(Rows from a dataset)
▬▬▬▬▬▬

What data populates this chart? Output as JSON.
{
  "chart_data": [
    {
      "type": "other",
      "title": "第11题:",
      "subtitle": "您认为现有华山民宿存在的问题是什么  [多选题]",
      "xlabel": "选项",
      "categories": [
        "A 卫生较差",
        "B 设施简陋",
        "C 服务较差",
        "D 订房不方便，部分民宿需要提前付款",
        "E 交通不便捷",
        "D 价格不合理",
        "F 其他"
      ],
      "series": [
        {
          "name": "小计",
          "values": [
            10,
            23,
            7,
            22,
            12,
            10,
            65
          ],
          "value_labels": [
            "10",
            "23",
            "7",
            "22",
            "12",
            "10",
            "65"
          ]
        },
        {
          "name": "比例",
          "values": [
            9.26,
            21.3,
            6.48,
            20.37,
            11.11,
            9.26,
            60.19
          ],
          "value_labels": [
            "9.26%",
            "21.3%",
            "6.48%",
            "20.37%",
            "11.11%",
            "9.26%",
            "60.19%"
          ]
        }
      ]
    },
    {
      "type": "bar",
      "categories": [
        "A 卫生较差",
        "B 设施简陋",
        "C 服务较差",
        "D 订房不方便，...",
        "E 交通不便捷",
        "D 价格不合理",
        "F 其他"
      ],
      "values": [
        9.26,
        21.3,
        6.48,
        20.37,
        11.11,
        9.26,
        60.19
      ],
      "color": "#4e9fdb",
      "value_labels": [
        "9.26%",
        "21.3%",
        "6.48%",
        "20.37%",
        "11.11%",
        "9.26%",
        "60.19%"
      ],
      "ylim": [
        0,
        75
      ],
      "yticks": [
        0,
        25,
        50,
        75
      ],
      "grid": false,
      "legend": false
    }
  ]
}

▬▬▬▬▬▬

### Exercise description
Retype all of the material above with every character intact.

### Result for this task
What data populates this chart? Output as JSON.
{
  "chart_data": [
    {
      "type": "other",
      "title": "第11题:",
      "subtitle": "您认为现有华山民宿存在的问题是什么  [多选题]",
      "xlabel": "选项",
      "categories": [
        "A 卫生较差",
        "B 设施简陋",
        "C 服务较差",
        "D 订房不方便，部分民宿需要提前付款",
        "E 交通不便捷",
        "D 价格不合理",
        "F 其他"
      ],
      "series": [
        {
          "name": "小计",
          "values": [
            10,
            23,
            7,
            22,
            12,
            10,
            65
          ],
          "value_labels": [
            "10",
            "23",
            "7",
            "22",
            "12",
            "10",
            "65"
          ]
        },
        {
          "name": "比例",
          "values": [
            9.26,
            21.3,
            6.48,
            20.37,
            11.11,
            9.26,
            60.19
          ],
          "value_labels": [
            "9.26%",
            "21.3%",
            "6.48%",
            "20.37%",
            "11.11%",
            "9.26%",
            "60.19%"
          ]
        }
      ]
    },
    {
      "type": "bar",
      "categories": [
        "A 卫生较差",
        "B 设施简陋",
        "C 服务较差",
        "D 订房不方便，...",
        "E 交通不便捷",
        "D 价格不合理",
        "F 其他"
      ],
      "values": [
        9.26,
        21.3,
        6.48,
        20.37,
        11.11,
        9.26,
        60.19
      ],
      "color": "#4e9fdb",
      "value_labels": [
        "9.26%",
        "21.3%",
        "6.48%",
        "20.37%",
        "11.11%",
        "9.26%",
        "60.19%"
      ],
      "ylim": [
        0,
        75
      ],
      "yticks": [
        0,
        25,
        50,
        75
      ],
      "grid": false,
      "legend": false
    }
  ]
}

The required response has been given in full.